> _Given problem_: Report how many lines contain the word "total", with no other text.

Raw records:
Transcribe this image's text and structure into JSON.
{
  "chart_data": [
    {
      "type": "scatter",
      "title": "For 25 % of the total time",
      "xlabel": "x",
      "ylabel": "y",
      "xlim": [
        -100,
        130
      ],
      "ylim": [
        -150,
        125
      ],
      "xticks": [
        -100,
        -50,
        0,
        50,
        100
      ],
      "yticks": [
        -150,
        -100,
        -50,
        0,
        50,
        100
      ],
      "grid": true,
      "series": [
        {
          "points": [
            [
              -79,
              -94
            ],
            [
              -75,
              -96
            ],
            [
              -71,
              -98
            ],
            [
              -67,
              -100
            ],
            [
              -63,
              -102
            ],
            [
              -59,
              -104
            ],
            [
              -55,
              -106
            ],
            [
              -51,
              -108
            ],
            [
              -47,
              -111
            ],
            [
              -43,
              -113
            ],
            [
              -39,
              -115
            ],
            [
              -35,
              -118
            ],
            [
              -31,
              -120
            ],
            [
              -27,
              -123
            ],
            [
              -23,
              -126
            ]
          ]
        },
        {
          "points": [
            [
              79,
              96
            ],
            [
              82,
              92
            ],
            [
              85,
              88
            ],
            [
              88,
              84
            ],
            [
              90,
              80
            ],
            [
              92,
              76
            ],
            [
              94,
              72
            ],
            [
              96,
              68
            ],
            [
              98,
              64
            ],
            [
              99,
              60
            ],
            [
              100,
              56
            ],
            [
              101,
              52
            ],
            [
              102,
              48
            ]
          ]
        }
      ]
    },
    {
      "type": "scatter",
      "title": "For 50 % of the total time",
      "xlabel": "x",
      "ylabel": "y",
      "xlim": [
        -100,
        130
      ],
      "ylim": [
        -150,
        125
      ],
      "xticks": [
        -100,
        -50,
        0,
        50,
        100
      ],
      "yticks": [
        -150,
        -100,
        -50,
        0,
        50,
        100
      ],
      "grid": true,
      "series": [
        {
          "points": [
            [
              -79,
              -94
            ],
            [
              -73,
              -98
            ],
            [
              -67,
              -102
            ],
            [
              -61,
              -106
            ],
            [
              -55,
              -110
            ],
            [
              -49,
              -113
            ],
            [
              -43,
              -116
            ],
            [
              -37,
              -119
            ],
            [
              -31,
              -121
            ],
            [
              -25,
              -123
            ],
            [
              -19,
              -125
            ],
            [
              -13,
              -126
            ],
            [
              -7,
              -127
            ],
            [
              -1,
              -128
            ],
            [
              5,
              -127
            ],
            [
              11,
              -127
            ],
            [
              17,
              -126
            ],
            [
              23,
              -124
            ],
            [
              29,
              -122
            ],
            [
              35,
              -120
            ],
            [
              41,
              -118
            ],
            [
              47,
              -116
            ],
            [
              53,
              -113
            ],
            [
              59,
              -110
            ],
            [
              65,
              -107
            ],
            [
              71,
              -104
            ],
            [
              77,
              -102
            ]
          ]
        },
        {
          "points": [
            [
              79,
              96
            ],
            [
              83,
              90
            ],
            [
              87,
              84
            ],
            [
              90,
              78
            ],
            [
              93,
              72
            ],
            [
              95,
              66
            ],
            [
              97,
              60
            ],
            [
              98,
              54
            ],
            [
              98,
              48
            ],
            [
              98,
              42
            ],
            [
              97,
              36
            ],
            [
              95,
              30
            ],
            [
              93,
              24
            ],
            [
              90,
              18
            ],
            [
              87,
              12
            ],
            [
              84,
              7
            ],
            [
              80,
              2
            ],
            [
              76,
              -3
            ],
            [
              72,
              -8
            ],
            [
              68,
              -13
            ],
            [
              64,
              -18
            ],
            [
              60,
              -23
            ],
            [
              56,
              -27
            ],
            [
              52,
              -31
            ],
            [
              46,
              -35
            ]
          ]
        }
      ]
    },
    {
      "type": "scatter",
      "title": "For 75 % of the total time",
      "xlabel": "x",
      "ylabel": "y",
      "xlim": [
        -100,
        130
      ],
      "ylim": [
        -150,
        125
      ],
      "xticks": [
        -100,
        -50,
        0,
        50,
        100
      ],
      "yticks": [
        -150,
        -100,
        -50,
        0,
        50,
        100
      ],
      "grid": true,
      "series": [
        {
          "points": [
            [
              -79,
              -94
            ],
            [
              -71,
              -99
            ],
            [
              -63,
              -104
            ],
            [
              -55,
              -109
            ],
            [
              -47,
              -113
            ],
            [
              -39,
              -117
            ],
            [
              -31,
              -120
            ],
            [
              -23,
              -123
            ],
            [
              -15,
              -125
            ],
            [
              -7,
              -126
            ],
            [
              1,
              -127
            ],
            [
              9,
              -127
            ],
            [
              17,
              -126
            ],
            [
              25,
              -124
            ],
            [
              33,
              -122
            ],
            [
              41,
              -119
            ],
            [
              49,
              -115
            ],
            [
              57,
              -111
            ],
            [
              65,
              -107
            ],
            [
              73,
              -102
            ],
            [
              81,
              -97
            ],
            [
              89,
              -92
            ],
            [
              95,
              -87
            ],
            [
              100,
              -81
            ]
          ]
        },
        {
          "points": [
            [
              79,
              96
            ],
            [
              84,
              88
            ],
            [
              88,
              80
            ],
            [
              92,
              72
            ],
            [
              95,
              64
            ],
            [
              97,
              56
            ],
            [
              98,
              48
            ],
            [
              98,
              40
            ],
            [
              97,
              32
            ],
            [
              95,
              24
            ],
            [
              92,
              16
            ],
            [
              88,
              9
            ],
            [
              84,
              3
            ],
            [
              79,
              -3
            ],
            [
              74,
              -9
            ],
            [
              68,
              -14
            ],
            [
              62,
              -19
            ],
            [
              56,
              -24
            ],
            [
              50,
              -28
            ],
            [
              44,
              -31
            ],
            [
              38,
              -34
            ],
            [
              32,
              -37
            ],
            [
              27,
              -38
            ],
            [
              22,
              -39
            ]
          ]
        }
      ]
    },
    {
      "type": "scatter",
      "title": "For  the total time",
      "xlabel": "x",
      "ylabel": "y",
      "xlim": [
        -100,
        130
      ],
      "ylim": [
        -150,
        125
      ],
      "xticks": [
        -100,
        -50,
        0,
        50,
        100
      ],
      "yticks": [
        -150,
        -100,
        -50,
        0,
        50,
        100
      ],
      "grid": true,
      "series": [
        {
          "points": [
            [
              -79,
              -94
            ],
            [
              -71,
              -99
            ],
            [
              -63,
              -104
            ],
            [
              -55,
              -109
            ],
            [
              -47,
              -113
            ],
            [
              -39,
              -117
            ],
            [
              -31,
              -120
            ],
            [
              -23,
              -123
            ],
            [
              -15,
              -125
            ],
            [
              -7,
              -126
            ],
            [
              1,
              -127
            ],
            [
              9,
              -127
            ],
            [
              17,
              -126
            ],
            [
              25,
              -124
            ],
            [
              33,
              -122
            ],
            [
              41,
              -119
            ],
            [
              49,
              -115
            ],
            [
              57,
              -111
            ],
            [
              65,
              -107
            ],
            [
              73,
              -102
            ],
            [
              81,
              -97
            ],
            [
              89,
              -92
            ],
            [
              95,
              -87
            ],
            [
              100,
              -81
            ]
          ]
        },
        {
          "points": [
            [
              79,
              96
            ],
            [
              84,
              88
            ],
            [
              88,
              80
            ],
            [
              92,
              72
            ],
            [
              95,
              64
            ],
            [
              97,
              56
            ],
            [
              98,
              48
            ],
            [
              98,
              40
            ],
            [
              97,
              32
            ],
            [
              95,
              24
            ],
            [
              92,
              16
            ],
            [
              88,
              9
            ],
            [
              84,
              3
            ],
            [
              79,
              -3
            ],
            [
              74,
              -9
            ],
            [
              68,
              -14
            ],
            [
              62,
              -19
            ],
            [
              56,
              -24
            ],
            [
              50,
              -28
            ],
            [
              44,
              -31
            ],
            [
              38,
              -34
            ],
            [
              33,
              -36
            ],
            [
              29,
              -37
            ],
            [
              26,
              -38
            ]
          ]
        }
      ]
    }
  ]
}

> _Problem solution_: 4